Reproduce the listing word for word, leaving every picture behind.

─── EXERCISE MATERIAL ───

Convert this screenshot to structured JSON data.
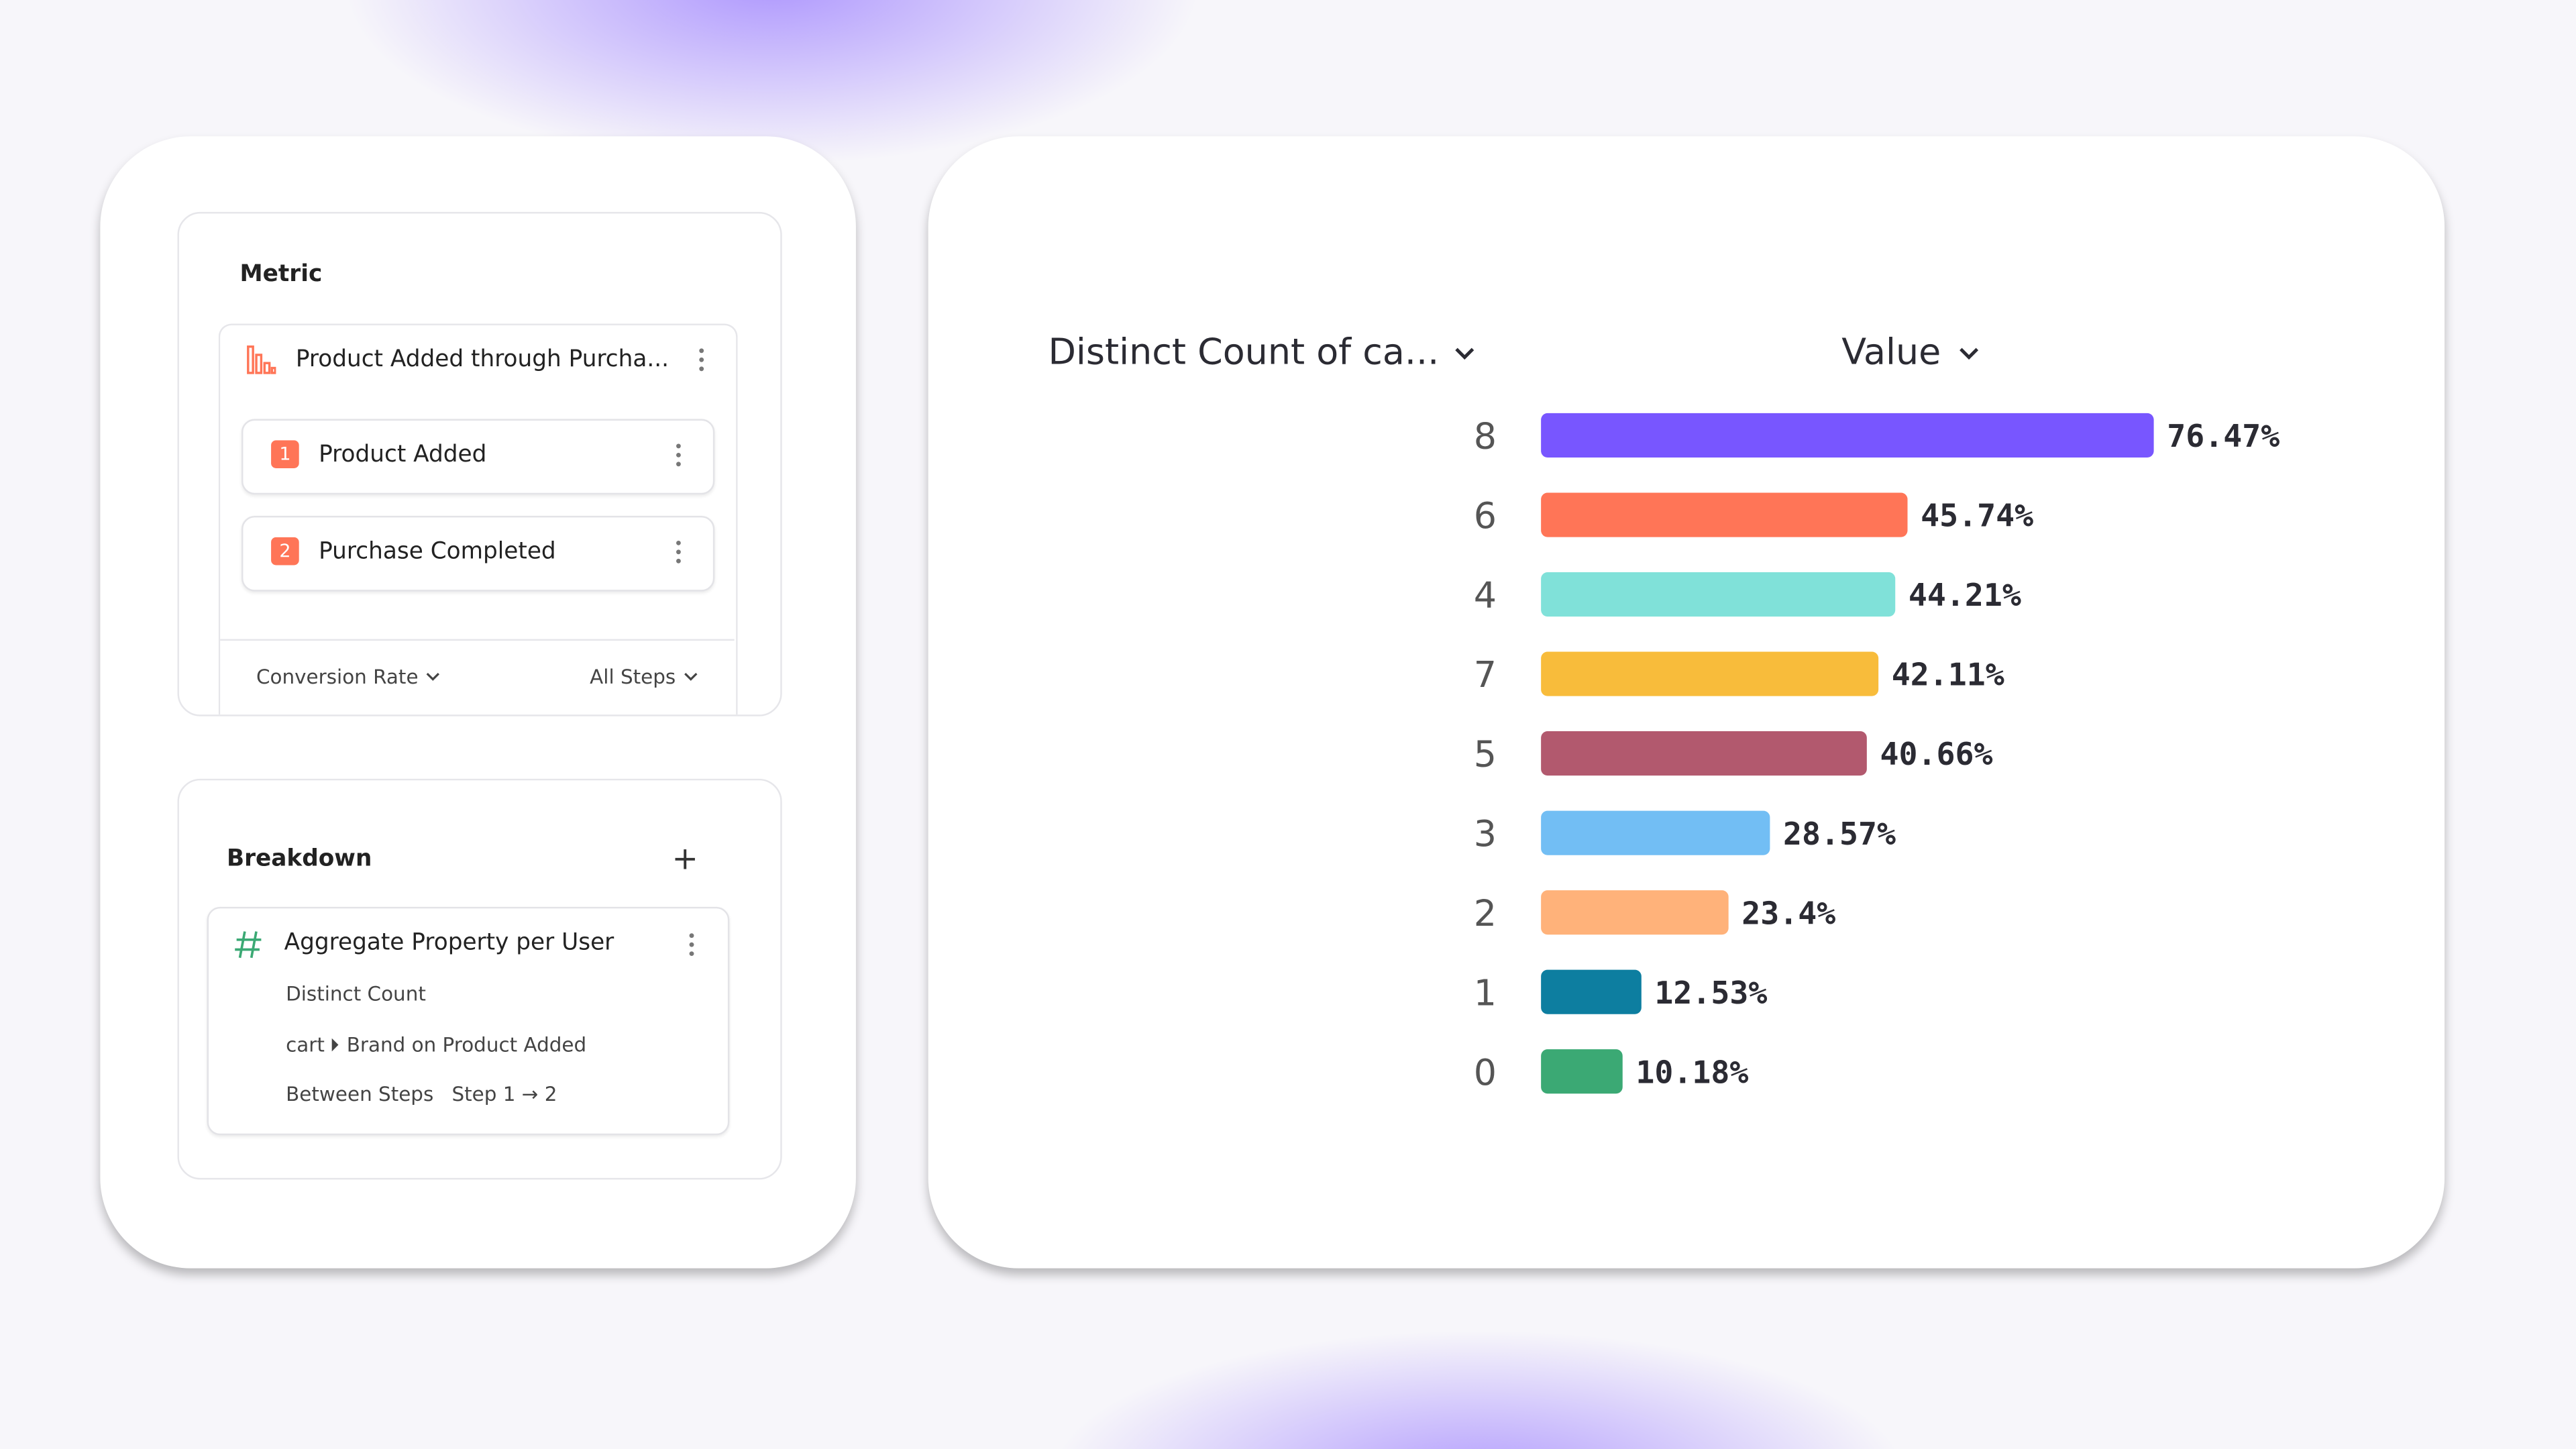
{
  "metric": {
    "title": "Metric",
    "funnel": "Product Added through Purcha...",
    "steps": [
      {
        "number": "1",
        "name": "Product Added"
      },
      {
        "number": "2",
        "name": "Purchase Completed"
      }
    ],
    "measure": "Conversion Rate",
    "range": "All Steps"
  },
  "breakdown": {
    "title": "Breakdown",
    "property": "Aggregate Property per User",
    "aggregation": "Distinct Count",
    "path": [
      "cart",
      "Brand on Product Added"
    ],
    "scope": "Between Steps",
    "steps": "Step 1 → 2"
  },
  "chart_data": {
    "type": "bar",
    "orientation": "horizontal",
    "category_header": "Distinct Count of ca...",
    "value_header": "Value",
    "categories": [
      "8",
      "6",
      "4",
      "7",
      "5",
      "3",
      "2",
      "1",
      "0"
    ],
    "values": [
      76.47,
      45.74,
      44.21,
      42.11,
      40.66,
      28.57,
      23.4,
      12.53,
      10.18
    ],
    "value_labels": [
      "76.47%",
      "45.74%",
      "44.21%",
      "42.11%",
      "40.66%",
      "28.57%",
      "23.4%",
      "12.53%",
      "10.18%"
    ],
    "colors": [
      "#7856ff",
      "#ff7557",
      "#80e1d9",
      "#f8bc3b",
      "#b2596e",
      "#72bef4",
      "#ffb27a",
      "#0d7ea0",
      "#3ba974"
    ]
  }
}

───

### RESULT FOR THIS EXERCISE:
Convert this screenshot to structured JSON data.
{
  "metric": {
    "title": "Metric",
    "funnel": "Product Added through Purcha...",
    "steps": [
      {
        "number": "1",
        "name": "Product Added"
      },
      {
        "number": "2",
        "name": "Purchase Completed"
      }
    ],
    "measure": "Conversion Rate",
    "range": "All Steps"
  },
  "breakdown": {
    "title": "Breakdown",
    "property": "Aggregate Property per User",
    "aggregation": "Distinct Count",
    "path": [
      "cart",
      "Brand on Product Added"
    ],
    "scope": "Between Steps",
    "steps": "Step 1 → 2"
  },
  "chart_data": {
    "type": "bar",
    "orientation": "horizontal",
    "category_header": "Distinct Count of ca...",
    "value_header": "Value",
    "categories": [
      "8",
      "6",
      "4",
      "7",
      "5",
      "3",
      "2",
      "1",
      "0"
    ],
    "values": [
      76.47,
      45.74,
      44.21,
      42.11,
      40.66,
      28.57,
      23.4,
      12.53,
      10.18
    ],
    "value_labels": [
      "76.47%",
      "45.74%",
      "44.21%",
      "42.11%",
      "40.66%",
      "28.57%",
      "23.4%",
      "12.53%",
      "10.18%"
    ],
    "colors": [
      "#7856ff",
      "#ff7557",
      "#80e1d9",
      "#f8bc3b",
      "#b2596e",
      "#72bef4",
      "#ffb27a",
      "#0d7ea0",
      "#3ba974"
    ]
  }
}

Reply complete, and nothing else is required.